◆ **Dataset rows**
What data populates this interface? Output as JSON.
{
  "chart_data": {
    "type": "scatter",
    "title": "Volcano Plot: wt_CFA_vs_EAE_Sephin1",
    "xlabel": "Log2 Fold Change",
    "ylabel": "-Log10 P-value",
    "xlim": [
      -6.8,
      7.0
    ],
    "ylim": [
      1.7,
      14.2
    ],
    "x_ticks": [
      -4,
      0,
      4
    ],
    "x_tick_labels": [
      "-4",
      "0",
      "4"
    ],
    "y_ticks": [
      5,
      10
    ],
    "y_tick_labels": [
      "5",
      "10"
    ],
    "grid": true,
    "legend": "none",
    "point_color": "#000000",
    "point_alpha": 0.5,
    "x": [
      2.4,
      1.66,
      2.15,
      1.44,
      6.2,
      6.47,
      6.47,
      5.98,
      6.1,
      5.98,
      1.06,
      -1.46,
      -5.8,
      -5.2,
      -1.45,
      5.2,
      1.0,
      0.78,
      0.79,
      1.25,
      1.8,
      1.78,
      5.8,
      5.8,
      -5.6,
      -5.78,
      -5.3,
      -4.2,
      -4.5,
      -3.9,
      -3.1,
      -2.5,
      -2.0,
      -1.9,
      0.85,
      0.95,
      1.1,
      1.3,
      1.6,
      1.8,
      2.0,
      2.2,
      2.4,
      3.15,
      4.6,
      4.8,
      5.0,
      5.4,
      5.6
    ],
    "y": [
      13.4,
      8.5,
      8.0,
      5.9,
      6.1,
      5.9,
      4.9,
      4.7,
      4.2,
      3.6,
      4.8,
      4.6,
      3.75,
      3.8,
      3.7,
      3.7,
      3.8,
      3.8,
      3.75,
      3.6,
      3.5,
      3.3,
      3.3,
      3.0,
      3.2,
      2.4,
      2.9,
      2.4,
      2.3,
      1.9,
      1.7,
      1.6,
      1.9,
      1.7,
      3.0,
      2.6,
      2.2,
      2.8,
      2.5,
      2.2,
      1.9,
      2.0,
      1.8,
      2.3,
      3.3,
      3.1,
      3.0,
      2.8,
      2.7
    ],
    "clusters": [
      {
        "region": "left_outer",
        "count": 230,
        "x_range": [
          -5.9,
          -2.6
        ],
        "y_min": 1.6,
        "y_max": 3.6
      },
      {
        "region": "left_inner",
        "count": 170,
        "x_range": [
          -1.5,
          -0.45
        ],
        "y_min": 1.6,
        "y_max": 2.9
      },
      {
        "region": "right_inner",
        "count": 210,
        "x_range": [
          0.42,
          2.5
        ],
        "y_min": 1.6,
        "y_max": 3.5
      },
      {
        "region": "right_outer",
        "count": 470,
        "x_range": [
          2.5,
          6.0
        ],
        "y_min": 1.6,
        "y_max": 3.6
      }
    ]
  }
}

* * *

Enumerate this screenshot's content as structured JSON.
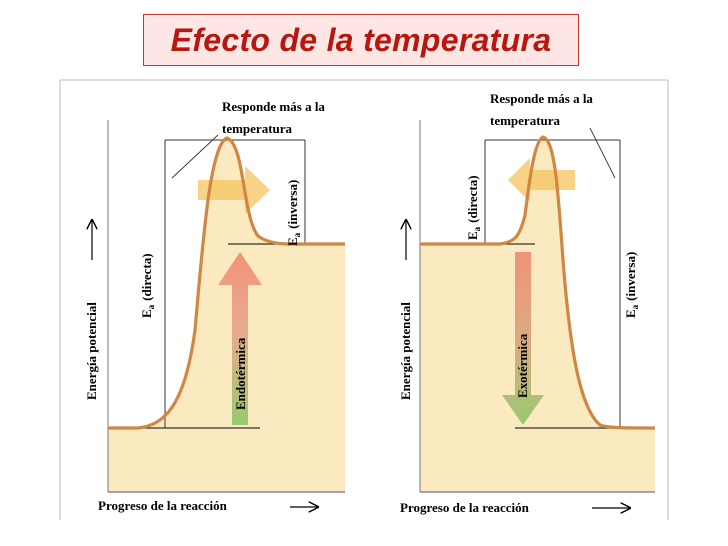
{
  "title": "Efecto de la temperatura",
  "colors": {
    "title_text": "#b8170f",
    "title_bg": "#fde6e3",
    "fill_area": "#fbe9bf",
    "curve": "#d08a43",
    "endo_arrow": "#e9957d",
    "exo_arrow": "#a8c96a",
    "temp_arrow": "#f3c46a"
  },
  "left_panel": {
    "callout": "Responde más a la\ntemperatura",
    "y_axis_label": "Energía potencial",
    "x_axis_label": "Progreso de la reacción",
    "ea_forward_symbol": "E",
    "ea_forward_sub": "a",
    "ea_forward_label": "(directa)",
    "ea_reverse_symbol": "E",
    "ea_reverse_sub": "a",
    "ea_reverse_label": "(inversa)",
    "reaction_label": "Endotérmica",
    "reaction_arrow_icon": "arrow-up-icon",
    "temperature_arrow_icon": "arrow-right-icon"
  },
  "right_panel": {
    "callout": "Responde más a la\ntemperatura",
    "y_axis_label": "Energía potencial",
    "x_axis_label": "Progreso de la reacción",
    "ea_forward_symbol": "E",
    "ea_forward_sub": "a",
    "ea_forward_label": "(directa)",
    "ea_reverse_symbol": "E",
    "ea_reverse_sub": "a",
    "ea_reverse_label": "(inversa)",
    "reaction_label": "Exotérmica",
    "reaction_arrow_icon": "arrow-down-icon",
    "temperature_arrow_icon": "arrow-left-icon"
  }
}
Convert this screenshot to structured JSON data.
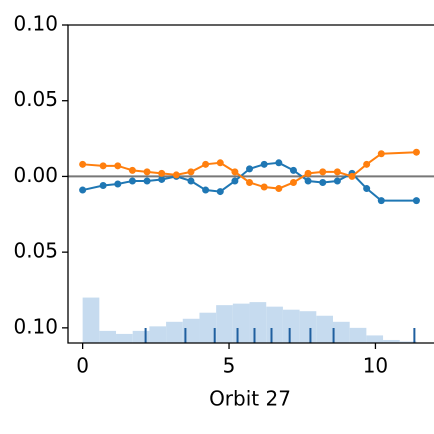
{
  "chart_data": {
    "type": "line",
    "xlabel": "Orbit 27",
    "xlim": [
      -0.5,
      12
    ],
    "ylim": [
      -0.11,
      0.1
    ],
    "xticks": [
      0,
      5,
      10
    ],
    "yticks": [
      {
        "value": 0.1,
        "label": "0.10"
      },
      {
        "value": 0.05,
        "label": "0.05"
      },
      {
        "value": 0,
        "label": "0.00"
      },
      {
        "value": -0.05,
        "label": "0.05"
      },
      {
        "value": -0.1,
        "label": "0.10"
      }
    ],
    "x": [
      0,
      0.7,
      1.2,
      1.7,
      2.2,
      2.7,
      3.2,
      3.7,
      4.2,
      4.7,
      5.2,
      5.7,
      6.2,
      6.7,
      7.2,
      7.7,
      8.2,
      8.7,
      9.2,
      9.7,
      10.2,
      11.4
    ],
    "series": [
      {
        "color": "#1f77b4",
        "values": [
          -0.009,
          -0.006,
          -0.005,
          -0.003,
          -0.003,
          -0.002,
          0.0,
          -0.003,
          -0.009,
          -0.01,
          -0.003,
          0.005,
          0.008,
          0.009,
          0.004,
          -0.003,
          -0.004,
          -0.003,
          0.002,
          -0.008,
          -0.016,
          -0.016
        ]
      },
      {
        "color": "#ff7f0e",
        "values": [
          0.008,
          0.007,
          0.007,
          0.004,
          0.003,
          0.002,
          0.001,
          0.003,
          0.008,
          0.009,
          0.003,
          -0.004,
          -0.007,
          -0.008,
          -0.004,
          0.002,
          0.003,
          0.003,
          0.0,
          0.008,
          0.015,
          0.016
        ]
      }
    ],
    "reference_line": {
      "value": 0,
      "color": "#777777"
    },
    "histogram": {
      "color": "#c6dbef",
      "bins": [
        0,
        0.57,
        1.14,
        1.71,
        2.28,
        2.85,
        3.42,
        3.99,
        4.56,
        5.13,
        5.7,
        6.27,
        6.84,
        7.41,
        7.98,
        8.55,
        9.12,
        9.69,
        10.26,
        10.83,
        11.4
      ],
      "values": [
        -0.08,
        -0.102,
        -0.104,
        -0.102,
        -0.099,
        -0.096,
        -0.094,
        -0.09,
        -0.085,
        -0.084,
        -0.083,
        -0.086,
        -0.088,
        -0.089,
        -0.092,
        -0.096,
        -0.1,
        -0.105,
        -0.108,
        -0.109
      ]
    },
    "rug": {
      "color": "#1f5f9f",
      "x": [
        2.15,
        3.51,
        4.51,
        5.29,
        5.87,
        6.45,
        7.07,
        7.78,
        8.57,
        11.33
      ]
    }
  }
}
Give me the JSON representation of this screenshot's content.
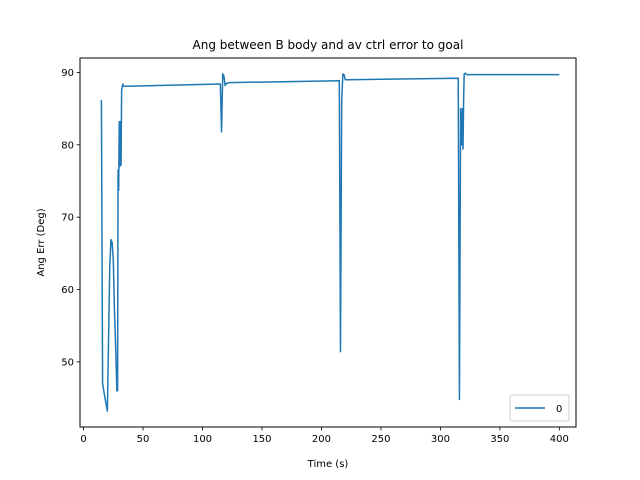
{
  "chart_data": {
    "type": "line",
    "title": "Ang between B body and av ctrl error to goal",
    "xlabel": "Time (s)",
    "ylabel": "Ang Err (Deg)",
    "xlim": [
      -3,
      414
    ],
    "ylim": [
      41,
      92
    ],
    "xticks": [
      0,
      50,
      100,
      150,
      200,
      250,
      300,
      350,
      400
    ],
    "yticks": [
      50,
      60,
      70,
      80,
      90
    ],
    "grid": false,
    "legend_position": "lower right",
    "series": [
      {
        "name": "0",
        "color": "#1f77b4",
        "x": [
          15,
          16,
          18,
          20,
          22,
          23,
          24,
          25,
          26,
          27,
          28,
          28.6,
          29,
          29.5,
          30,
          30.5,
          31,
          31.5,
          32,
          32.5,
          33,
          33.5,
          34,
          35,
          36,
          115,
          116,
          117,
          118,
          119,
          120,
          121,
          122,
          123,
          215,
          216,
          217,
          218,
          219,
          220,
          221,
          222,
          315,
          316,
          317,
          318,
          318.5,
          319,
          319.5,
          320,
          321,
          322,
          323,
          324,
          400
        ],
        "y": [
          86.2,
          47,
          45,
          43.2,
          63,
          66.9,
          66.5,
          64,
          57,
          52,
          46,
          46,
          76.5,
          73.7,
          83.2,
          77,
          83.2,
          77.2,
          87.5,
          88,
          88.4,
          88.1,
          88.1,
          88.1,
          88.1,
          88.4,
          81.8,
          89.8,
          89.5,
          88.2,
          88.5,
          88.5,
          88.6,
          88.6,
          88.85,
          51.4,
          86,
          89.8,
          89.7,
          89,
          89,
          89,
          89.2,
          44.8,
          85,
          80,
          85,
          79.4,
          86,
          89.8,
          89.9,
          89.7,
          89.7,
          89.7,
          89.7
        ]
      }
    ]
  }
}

◆ **AIM OF THE EXERCISE**
Across the records, how many lines contain "icon"? Only the number should be given.

◆ **SOLVED EXERCISE**
4